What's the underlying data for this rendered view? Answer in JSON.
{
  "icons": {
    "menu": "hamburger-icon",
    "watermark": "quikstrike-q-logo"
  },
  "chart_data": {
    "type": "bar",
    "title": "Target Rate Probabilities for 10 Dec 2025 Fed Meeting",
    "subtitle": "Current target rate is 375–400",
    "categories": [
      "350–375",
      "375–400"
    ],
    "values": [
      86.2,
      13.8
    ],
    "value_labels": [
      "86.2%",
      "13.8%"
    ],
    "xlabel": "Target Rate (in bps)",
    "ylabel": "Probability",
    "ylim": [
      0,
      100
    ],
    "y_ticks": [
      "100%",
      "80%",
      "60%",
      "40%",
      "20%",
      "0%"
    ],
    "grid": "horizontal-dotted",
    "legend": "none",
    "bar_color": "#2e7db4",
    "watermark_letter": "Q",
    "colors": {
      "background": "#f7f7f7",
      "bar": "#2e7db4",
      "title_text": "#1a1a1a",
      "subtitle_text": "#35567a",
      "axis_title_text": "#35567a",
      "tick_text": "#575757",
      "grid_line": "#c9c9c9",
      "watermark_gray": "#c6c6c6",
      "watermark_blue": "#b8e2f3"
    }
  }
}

----------------------------------------

• [What the task asks]
Pull out each record as written and restate it exactly.

• [Response below]
What's the underlying data for this rendered view? Answer in JSON.
{
  "icons": {
    "menu": "hamburger-icon",
    "watermark": "quikstrike-q-logo"
  },
  "chart_data": {
    "type": "bar",
    "title": "Target Rate Probabilities for 10 Dec 2025 Fed Meeting",
    "subtitle": "Current target rate is 375–400",
    "categories": [
      "350–375",
      "375–400"
    ],
    "values": [
      86.2,
      13.8
    ],
    "value_labels": [
      "86.2%",
      "13.8%"
    ],
    "xlabel": "Target Rate (in bps)",
    "ylabel": "Probability",
    "ylim": [
      0,
      100
    ],
    "y_ticks": [
      "100%",
      "80%",
      "60%",
      "40%",
      "20%",
      "0%"
    ],
    "grid": "horizontal-dotted",
    "legend": "none",
    "bar_color": "#2e7db4",
    "watermark_letter": "Q",
    "colors": {
      "background": "#f7f7f7",
      "bar": "#2e7db4",
      "title_text": "#1a1a1a",
      "subtitle_text": "#35567a",
      "axis_title_text": "#35567a",
      "tick_text": "#575757",
      "grid_line": "#c9c9c9",
      "watermark_gray": "#c6c6c6",
      "watermark_blue": "#b8e2f3"
    }
  }
}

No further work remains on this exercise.